### Aim of the exercise
Copy out all lines with the word "обществе" in them.

-- start of Record list --

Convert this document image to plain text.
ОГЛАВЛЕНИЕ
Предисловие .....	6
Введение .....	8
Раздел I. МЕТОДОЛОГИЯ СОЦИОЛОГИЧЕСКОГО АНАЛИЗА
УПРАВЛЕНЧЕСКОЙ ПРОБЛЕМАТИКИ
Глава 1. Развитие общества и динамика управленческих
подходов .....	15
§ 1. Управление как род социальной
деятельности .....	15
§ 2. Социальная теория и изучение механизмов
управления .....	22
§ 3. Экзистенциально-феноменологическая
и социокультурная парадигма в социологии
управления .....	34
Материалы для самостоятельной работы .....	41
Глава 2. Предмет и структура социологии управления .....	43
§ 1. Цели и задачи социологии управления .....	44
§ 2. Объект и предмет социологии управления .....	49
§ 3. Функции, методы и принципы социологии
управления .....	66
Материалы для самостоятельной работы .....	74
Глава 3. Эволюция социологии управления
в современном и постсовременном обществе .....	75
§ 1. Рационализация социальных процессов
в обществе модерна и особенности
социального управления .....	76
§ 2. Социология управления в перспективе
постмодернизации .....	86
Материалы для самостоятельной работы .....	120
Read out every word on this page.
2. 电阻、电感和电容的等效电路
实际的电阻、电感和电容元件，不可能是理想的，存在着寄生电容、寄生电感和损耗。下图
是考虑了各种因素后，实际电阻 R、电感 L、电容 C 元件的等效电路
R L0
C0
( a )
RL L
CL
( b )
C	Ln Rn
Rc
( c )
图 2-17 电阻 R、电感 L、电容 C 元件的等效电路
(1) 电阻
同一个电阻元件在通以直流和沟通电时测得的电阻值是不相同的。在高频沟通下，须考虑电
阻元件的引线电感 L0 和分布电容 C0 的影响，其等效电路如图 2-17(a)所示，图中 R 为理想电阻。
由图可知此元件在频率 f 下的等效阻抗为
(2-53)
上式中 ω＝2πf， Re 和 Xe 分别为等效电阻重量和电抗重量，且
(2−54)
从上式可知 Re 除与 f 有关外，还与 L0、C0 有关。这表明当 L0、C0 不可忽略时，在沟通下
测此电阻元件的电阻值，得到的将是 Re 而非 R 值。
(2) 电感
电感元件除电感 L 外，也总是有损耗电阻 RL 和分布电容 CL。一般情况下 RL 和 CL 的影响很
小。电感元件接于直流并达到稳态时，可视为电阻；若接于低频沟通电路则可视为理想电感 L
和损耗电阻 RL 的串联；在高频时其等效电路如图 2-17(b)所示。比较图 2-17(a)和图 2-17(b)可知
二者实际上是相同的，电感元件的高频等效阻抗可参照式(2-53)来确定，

-- end of Record list --

### Expected answer
в современном и постсовременном обществе .....	75
в обществе модерна и особенности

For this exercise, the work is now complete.